Your instructions
Print all of the data exactly.

── Dataset ──

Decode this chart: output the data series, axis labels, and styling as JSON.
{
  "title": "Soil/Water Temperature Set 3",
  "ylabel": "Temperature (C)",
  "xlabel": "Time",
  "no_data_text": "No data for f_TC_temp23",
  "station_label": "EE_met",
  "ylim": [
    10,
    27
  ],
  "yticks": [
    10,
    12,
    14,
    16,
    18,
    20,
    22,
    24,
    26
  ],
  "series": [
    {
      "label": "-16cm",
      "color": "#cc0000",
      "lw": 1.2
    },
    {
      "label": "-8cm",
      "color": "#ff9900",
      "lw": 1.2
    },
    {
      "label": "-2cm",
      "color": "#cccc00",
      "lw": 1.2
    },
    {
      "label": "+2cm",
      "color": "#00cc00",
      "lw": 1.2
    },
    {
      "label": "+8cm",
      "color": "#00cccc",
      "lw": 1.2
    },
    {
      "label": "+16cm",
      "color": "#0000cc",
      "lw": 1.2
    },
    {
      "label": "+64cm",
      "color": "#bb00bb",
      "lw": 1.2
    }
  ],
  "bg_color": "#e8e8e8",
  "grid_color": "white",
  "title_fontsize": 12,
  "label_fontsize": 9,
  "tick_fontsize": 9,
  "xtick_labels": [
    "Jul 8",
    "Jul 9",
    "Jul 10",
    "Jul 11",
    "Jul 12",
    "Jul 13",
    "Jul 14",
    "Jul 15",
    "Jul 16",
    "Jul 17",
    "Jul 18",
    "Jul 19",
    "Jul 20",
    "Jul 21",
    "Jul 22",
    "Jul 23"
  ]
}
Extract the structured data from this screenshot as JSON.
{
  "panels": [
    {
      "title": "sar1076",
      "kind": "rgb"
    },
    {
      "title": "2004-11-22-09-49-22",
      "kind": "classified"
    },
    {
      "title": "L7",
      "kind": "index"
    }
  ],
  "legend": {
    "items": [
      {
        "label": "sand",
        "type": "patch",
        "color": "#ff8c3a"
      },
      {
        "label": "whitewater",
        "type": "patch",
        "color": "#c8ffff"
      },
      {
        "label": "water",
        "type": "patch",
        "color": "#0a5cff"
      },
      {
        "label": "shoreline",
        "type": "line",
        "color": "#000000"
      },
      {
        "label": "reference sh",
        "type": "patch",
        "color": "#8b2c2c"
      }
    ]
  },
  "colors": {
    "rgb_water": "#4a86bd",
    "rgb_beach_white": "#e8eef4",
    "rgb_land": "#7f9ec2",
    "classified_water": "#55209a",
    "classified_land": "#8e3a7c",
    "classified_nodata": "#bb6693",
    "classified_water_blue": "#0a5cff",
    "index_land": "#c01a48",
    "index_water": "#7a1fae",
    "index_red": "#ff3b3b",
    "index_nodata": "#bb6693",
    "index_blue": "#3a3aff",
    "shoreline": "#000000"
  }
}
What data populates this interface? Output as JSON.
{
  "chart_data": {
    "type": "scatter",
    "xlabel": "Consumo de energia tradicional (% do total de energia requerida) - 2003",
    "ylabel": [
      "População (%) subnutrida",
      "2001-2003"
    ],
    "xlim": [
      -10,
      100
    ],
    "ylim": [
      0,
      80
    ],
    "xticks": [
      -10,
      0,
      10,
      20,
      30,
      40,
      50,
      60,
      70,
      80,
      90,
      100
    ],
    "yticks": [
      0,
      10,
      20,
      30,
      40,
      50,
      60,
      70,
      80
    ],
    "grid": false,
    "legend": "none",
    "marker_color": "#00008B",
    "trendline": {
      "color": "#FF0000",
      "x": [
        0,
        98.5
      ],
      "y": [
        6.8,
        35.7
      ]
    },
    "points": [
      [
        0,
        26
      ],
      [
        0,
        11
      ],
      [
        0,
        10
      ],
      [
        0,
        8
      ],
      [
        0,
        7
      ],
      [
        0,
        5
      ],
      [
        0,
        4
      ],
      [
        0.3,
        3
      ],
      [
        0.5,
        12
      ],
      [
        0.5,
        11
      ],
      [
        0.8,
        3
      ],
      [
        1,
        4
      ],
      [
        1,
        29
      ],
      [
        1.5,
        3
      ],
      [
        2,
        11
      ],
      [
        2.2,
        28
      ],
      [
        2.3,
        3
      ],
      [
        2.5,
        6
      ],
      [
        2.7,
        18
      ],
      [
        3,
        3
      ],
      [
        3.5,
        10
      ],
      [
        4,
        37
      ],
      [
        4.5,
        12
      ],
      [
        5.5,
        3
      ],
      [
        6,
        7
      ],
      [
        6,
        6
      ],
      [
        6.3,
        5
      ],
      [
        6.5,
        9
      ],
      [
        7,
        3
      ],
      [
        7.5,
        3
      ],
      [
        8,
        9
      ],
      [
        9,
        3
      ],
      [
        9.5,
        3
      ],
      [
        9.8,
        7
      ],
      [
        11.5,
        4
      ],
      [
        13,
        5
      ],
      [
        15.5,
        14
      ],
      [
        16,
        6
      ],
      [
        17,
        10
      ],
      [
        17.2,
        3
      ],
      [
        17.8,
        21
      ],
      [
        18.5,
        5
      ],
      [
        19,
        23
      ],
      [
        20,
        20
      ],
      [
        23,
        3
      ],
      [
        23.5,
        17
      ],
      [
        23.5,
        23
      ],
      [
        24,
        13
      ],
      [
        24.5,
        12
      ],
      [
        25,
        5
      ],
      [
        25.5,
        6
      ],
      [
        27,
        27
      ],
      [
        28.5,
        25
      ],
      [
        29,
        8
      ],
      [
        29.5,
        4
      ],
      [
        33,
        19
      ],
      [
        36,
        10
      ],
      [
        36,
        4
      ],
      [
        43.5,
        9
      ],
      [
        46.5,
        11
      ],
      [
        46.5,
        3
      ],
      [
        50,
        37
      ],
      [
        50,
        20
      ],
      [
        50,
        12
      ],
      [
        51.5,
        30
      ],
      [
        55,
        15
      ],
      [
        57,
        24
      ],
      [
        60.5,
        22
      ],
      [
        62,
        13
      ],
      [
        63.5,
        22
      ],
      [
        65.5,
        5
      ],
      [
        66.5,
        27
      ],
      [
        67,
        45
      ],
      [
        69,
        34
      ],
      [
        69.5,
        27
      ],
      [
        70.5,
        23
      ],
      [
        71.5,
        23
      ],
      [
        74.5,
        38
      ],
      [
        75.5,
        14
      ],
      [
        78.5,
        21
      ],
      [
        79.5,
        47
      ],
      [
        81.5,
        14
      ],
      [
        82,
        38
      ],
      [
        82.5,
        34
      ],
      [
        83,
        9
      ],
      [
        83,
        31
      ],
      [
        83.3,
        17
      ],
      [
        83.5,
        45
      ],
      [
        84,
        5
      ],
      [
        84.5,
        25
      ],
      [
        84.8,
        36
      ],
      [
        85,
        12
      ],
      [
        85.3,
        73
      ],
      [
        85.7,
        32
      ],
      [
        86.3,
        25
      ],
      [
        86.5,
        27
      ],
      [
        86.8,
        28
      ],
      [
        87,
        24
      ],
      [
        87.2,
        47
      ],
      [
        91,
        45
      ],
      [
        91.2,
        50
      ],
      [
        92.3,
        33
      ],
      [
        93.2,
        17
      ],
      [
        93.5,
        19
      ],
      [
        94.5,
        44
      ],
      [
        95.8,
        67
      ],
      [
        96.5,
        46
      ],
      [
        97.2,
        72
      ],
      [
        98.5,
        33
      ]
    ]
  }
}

───

The reply
Decode this chart: output the data series, axis labels, and styling as JSON.
{
  "title": "Soil/Water Temperature Set 3",
  "ylabel": "Temperature (C)",
  "xlabel": "Time",
  "no_data_text": "No data for f_TC_temp23",
  "station_label": "EE_met",
  "ylim": [
    10,
    27
  ],
  "yticks": [
    10,
    12,
    14,
    16,
    18,
    20,
    22,
    24,
    26
  ],
  "series": [
    {
      "label": "-16cm",
      "color": "#cc0000",
      "lw": 1.2
    },
    {
      "label": "-8cm",
      "color": "#ff9900",
      "lw": 1.2
    },
    {
      "label": "-2cm",
      "color": "#cccc00",
      "lw": 1.2
    },
    {
      "label": "+2cm",
      "color": "#00cc00",
      "lw": 1.2
    },
    {
      "label": "+8cm",
      "color": "#00cccc",
      "lw": 1.2
    },
    {
      "label": "+16cm",
      "color": "#0000cc",
      "lw": 1.2
    },
    {
      "label": "+64cm",
      "color": "#bb00bb",
      "lw": 1.2
    }
  ],
  "bg_color": "#e8e8e8",
  "grid_color": "white",
  "title_fontsize": 12,
  "label_fontsize": 9,
  "tick_fontsize": 9,
  "xtick_labels": [
    "Jul 8",
    "Jul 9",
    "Jul 10",
    "Jul 11",
    "Jul 12",
    "Jul 13",
    "Jul 14",
    "Jul 15",
    "Jul 16",
    "Jul 17",
    "Jul 18",
    "Jul 19",
    "Jul 20",
    "Jul 21",
    "Jul 22",
    "Jul 23"
  ]
}
Extract the structured data from this screenshot as JSON.
{
  "panels": [
    {
      "title": "sar1076",
      "kind": "rgb"
    },
    {
      "title": "2004-11-22-09-49-22",
      "kind": "classified"
    },
    {
      "title": "L7",
      "kind": "index"
    }
  ],
  "legend": {
    "items": [
      {
        "label": "sand",
        "type": "patch",
        "color": "#ff8c3a"
      },
      {
        "label": "whitewater",
        "type": "patch",
        "color": "#c8ffff"
      },
      {
        "label": "water",
        "type": "patch",
        "color": "#0a5cff"
      },
      {
        "label": "shoreline",
        "type": "line",
        "color": "#000000"
      },
      {
        "label": "reference sh",
        "type": "patch",
        "color": "#8b2c2c"
      }
    ]
  },
  "colors": {
    "rgb_water": "#4a86bd",
    "rgb_beach_white": "#e8eef4",
    "rgb_land": "#7f9ec2",
    "classified_water": "#55209a",
    "classified_land": "#8e3a7c",
    "classified_nodata": "#bb6693",
    "classified_water_blue": "#0a5cff",
    "index_land": "#c01a48",
    "index_water": "#7a1fae",
    "index_red": "#ff3b3b",
    "index_nodata": "#bb6693",
    "index_blue": "#3a3aff",
    "shoreline": "#000000"
  }
}
What data populates this interface? Output as JSON.
{
  "chart_data": {
    "type": "scatter",
    "xlabel": "Consumo de energia tradicional (% do total de energia requerida) - 2003",
    "ylabel": [
      "População (%) subnutrida",
      "2001-2003"
    ],
    "xlim": [
      -10,
      100
    ],
    "ylim": [
      0,
      80
    ],
    "xticks": [
      -10,
      0,
      10,
      20,
      30,
      40,
      50,
      60,
      70,
      80,
      90,
      100
    ],
    "yticks": [
      0,
      10,
      20,
      30,
      40,
      50,
      60,
      70,
      80
    ],
    "grid": false,
    "legend": "none",
    "marker_color": "#00008B",
    "trendline": {
      "color": "#FF0000",
      "x": [
        0,
        98.5
      ],
      "y": [
        6.8,
        35.7
      ]
    },
    "points": [
      [
        0,
        26
      ],
      [
        0,
        11
      ],
      [
        0,
        10
      ],
      [
        0,
        8
      ],
      [
        0,
        7
      ],
      [
        0,
        5
      ],
      [
        0,
        4
      ],
      [
        0.3,
        3
      ],
      [
        0.5,
        12
      ],
      [
        0.5,
        11
      ],
      [
        0.8,
        3
      ],
      [
        1,
        4
      ],
      [
        1,
        29
      ],
      [
        1.5,
        3
      ],
      [
        2,
        11
      ],
      [
        2.2,
        28
      ],
      [
        2.3,
        3
      ],
      [
        2.5,
        6
      ],
      [
        2.7,
        18
      ],
      [
        3,
        3
      ],
      [
        3.5,
        10
      ],
      [
        4,
        37
      ],
      [
        4.5,
        12
      ],
      [
        5.5,
        3
      ],
      [
        6,
        7
      ],
      [
        6,
        6
      ],
      [
        6.3,
        5
      ],
      [
        6.5,
        9
      ],
      [
        7,
        3
      ],
      [
        7.5,
        3
      ],
      [
        8,
        9
      ],
      [
        9,
        3
      ],
      [
        9.5,
        3
      ],
      [
        9.8,
        7
      ],
      [
        11.5,
        4
      ],
      [
        13,
        5
      ],
      [
        15.5,
        14
      ],
      [
        16,
        6
      ],
      [
        17,
        10
      ],
      [
        17.2,
        3
      ],
      [
        17.8,
        21
      ],
      [
        18.5,
        5
      ],
      [
        19,
        23
      ],
      [
        20,
        20
      ],
      [
        23,
        3
      ],
      [
        23.5,
        17
      ],
      [
        23.5,
        23
      ],
      [
        24,
        13
      ],
      [
        24.5,
        12
      ],
      [
        25,
        5
      ],
      [
        25.5,
        6
      ],
      [
        27,
        27
      ],
      [
        28.5,
        25
      ],
      [
        29,
        8
      ],
      [
        29.5,
        4
      ],
      [
        33,
        19
      ],
      [
        36,
        10
      ],
      [
        36,
        4
      ],
      [
        43.5,
        9
      ],
      [
        46.5,
        11
      ],
      [
        46.5,
        3
      ],
      [
        50,
        37
      ],
      [
        50,
        20
      ],
      [
        50,
        12
      ],
      [
        51.5,
        30
      ],
      [
        55,
        15
      ],
      [
        57,
        24
      ],
      [
        60.5,
        22
      ],
      [
        62,
        13
      ],
      [
        63.5,
        22
      ],
      [
        65.5,
        5
      ],
      [
        66.5,
        27
      ],
      [
        67,
        45
      ],
      [
        69,
        34
      ],
      [
        69.5,
        27
      ],
      [
        70.5,
        23
      ],
      [
        71.5,
        23
      ],
      [
        74.5,
        38
      ],
      [
        75.5,
        14
      ],
      [
        78.5,
        21
      ],
      [
        79.5,
        47
      ],
      [
        81.5,
        14
      ],
      [
        82,
        38
      ],
      [
        82.5,
        34
      ],
      [
        83,
        9
      ],
      [
        83,
        31
      ],
      [
        83.3,
        17
      ],
      [
        83.5,
        45
      ],
      [
        84,
        5
      ],
      [
        84.5,
        25
      ],
      [
        84.8,
        36
      ],
      [
        85,
        12
      ],
      [
        85.3,
        73
      ],
      [
        85.7,
        32
      ],
      [
        86.3,
        25
      ],
      [
        86.5,
        27
      ],
      [
        86.8,
        28
      ],
      [
        87,
        24
      ],
      [
        87.2,
        47
      ],
      [
        91,
        45
      ],
      [
        91.2,
        50
      ],
      [
        92.3,
        33
      ],
      [
        93.2,
        17
      ],
      [
        93.5,
        19
      ],
      [
        94.5,
        44
      ],
      [
        95.8,
        67
      ],
      [
        96.5,
        46
      ],
      [
        97.2,
        72
      ],
      [
        98.5,
        33
      ]
    ]
  }
}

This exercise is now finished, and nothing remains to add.